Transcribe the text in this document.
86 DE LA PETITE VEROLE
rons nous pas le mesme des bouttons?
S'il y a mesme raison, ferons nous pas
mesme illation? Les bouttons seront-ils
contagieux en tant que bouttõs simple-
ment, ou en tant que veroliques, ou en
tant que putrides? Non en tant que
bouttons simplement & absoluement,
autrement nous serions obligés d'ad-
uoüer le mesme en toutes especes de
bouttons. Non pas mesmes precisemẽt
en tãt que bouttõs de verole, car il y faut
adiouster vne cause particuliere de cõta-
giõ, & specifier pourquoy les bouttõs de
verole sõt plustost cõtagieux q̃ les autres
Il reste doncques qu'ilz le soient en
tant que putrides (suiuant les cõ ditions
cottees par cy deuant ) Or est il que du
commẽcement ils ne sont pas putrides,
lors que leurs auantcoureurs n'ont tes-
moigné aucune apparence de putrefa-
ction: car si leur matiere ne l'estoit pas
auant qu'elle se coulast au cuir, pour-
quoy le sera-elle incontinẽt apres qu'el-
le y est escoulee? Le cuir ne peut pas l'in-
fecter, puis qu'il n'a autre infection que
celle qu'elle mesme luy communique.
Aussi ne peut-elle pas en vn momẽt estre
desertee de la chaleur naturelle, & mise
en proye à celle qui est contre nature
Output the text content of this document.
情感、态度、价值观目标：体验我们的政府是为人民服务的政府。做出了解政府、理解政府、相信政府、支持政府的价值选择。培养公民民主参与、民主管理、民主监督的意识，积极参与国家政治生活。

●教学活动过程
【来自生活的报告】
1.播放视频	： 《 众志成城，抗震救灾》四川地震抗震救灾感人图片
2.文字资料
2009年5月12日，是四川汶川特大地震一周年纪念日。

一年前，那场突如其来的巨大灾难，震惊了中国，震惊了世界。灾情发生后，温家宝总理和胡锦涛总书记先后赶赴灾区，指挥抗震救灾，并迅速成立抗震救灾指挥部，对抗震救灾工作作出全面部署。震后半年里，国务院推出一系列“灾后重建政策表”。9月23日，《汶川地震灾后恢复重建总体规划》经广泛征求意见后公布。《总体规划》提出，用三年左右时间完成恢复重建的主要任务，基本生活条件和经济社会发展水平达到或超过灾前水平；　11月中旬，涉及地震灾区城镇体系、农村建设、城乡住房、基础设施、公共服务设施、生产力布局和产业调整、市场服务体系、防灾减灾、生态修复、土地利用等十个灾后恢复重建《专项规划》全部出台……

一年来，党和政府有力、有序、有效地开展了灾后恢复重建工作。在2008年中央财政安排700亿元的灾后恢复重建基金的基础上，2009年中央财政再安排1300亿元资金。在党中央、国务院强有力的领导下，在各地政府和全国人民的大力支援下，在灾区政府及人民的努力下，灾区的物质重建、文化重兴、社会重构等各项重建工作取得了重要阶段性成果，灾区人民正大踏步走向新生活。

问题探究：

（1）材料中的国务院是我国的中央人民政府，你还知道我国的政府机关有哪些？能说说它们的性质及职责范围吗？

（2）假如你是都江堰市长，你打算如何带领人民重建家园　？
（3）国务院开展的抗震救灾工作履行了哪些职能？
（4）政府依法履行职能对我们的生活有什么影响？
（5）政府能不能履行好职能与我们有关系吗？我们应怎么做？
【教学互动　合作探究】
---
* **GIVEN INSTRUCTION**
The answer must consist solely of the number of lines in the entries that contain the word "celle".

* **OUTPUT FOR THIS TASK**
2